Rows from a figure dataset
......

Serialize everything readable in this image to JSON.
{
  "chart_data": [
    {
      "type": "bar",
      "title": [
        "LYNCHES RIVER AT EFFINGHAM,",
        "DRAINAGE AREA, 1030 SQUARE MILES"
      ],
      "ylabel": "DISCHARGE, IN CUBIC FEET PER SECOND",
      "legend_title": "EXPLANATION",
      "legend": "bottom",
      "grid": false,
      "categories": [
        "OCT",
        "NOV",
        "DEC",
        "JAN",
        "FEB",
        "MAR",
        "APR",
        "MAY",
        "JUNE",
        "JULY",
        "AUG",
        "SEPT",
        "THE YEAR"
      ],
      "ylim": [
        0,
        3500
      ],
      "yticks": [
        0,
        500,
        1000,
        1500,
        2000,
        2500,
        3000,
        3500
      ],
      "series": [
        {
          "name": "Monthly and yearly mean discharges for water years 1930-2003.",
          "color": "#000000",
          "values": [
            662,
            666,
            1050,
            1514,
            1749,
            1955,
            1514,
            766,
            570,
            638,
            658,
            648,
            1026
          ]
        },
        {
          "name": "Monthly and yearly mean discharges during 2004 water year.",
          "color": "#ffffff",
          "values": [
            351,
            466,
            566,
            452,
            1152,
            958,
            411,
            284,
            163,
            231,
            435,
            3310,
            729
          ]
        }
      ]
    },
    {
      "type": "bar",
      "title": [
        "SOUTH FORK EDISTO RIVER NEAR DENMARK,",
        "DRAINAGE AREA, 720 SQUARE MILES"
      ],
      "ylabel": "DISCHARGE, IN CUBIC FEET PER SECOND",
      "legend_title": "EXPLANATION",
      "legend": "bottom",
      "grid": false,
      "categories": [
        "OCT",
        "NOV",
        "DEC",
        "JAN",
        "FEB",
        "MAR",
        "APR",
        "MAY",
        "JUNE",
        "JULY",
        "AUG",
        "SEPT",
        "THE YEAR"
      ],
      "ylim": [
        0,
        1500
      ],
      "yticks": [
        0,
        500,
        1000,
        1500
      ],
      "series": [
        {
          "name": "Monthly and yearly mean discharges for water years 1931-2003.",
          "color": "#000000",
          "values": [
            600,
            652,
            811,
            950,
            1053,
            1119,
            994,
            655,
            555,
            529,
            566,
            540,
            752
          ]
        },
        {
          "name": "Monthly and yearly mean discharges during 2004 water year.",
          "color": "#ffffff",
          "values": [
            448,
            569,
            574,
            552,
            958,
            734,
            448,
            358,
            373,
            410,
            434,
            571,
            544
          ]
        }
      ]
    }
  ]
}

......

• _Instructions to follow_
Look through the entries above; copy each line where the string "SQUARE" appears.

• _Result of this task_
        "DRAINAGE AREA, 1030 SQUARE MILES"
        "DRAINAGE AREA, 720 SQUARE MILES"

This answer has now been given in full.